──────── Source material ────────
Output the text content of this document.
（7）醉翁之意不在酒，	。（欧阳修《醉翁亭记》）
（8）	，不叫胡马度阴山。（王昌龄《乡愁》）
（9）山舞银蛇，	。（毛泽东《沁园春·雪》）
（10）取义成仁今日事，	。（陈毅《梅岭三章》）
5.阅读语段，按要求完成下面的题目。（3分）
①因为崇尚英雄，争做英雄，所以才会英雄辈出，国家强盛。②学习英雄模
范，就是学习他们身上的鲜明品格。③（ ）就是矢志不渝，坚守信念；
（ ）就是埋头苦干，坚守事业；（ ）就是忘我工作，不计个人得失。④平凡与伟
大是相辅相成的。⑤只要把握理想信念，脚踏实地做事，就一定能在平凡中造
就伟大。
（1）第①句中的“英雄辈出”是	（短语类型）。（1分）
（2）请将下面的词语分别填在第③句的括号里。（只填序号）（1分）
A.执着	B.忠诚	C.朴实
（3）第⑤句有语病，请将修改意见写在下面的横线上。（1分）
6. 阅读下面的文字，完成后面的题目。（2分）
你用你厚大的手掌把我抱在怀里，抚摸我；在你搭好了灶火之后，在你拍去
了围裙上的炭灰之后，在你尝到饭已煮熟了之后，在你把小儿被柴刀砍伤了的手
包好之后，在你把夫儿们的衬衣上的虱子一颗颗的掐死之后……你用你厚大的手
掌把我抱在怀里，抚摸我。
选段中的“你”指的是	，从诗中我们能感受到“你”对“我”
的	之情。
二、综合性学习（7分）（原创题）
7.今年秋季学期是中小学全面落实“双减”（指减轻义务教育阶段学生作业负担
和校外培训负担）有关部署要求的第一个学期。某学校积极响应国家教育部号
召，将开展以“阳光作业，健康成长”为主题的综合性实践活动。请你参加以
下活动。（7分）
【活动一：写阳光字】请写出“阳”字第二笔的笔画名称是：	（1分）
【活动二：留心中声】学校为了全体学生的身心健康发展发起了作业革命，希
────────
──────── Source material ────────
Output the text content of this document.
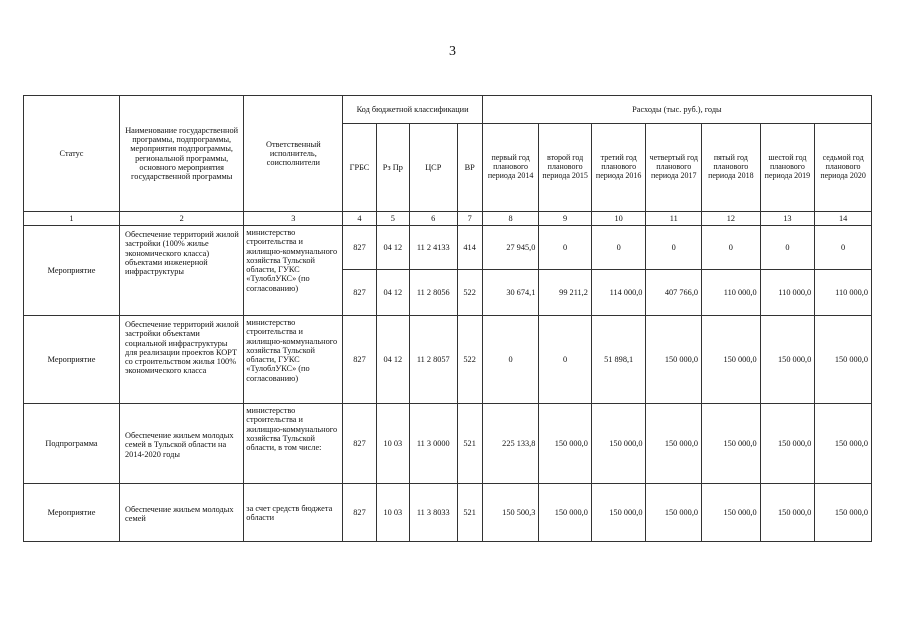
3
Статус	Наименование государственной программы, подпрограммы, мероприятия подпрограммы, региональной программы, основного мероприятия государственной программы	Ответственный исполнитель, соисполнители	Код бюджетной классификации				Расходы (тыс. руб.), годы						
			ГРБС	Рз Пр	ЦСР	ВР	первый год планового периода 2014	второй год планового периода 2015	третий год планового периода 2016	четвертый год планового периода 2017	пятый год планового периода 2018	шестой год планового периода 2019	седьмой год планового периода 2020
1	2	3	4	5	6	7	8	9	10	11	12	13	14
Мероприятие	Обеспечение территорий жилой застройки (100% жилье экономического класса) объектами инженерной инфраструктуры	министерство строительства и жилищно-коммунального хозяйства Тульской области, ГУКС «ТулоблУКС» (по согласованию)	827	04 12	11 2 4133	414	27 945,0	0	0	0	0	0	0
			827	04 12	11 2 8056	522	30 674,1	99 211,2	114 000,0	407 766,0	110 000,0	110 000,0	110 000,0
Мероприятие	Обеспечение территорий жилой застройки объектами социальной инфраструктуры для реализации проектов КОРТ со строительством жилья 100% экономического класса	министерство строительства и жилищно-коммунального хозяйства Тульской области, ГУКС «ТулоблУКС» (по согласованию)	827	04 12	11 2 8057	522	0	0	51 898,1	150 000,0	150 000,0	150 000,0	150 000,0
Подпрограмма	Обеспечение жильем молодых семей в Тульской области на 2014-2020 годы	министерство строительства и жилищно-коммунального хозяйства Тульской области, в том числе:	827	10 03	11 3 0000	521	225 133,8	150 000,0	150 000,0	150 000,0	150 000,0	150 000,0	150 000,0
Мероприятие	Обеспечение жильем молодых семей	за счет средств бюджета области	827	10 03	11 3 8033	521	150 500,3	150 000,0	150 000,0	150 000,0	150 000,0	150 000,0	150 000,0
────────
= What is required =
Copy every single line of the material above that holds "семей".

= Completed exercise =
Подпрограмма	Обеспечение жильем молодых семей в Тульской области на 2014-2020 годы	министерство строительства и жилищно-коммунального хозяйства Тульской области, в том числе:	827	10 03	11 3 0000	521	225 133,8	150 000,0	150 000,0	150 000,0	150 000,0	150 000,0	150 000,0
Мероприятие	Обеспечение жильем молодых семей	за счет средств бюджета области	827	10 03	11 3 8033	521	150 500,3	150 000,0	150 000,0	150 000,0	150 000,0	150 000,0	150 000,0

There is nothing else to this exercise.